Pull out every line in the data below that contains the string "profile", and copy each one unchanged.

▼▼▼

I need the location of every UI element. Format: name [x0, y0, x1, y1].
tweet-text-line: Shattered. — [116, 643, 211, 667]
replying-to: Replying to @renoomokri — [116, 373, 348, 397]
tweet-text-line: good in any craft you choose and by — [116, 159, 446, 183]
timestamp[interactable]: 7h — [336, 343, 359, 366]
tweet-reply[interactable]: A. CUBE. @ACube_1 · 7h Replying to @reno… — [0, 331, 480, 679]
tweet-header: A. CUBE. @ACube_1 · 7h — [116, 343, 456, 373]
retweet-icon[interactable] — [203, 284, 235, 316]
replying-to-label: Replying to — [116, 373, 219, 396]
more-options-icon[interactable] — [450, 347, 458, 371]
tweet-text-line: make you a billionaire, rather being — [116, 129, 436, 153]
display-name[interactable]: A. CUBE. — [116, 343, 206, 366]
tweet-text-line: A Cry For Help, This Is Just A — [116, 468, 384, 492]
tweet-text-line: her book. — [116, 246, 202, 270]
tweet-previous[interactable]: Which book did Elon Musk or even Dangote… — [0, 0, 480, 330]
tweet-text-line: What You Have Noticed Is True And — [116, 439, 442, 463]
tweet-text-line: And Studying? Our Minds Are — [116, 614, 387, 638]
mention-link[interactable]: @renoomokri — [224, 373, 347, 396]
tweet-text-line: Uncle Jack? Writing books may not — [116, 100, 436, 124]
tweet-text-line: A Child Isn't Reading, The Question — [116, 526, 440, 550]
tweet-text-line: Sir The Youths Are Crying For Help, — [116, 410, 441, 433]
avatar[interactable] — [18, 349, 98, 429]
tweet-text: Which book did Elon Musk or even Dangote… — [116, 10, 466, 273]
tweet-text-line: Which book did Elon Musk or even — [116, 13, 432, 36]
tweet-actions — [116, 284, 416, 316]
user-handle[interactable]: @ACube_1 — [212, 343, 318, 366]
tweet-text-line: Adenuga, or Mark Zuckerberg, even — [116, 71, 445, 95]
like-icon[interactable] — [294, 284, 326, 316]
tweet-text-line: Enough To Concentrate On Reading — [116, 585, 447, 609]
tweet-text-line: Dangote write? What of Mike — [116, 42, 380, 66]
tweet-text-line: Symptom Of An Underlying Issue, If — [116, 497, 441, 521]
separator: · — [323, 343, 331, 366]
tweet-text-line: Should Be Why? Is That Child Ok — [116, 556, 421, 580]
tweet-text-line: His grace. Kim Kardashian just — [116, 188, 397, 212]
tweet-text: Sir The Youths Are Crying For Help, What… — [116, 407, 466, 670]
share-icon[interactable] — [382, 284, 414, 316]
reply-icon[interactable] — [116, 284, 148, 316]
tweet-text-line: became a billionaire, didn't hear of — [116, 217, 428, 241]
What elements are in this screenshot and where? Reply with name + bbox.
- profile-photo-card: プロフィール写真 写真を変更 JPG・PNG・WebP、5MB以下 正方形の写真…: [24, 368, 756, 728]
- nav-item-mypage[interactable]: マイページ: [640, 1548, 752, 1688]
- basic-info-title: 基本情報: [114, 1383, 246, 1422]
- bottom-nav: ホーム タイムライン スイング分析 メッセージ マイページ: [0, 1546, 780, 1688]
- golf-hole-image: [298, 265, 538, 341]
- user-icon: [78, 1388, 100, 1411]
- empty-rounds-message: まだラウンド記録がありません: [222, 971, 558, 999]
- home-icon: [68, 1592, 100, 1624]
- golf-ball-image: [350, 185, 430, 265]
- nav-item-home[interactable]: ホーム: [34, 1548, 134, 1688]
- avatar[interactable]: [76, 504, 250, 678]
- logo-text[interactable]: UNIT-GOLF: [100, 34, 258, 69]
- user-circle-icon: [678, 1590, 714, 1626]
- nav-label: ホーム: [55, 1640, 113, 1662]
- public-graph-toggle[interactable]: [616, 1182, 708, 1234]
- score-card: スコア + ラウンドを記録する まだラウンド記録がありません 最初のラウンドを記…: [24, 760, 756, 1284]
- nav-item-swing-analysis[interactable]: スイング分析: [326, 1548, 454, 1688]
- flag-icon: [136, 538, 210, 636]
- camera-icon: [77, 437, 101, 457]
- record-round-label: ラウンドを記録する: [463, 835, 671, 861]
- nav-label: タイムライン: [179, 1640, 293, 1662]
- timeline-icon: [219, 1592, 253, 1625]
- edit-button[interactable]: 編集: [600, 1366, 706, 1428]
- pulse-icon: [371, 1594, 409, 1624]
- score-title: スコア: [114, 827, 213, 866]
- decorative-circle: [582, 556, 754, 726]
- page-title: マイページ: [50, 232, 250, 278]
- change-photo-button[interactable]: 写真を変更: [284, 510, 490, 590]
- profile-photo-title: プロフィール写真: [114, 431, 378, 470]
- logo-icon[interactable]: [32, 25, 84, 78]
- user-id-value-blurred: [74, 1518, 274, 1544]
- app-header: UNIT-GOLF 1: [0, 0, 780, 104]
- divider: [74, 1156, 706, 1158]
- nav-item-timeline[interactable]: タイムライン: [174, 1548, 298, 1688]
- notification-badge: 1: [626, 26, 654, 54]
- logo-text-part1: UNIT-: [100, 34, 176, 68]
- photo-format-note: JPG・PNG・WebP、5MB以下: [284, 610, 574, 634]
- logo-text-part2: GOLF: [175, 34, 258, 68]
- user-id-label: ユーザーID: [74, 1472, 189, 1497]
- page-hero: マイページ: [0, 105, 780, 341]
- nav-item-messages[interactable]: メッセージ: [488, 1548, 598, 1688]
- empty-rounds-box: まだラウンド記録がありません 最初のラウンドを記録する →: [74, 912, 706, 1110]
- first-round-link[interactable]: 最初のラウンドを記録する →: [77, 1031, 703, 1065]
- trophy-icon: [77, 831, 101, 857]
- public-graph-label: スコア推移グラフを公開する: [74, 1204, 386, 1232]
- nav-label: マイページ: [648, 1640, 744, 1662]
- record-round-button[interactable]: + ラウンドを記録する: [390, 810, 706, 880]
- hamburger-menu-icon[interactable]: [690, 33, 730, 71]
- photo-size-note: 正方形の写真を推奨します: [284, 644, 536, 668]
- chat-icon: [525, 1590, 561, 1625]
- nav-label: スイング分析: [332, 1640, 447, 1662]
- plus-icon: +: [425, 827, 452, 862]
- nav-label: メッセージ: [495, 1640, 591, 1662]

▲▲▲

**EXPECTED ANSWER**
- profile-photo-card: プロフィール写真 写真を変更 JPG・PNG・WebP、5MB以下 正方形の写真…: [24, 368, 756, 728]
- profile-photo-title: プロフィール写真: [114, 431, 378, 470]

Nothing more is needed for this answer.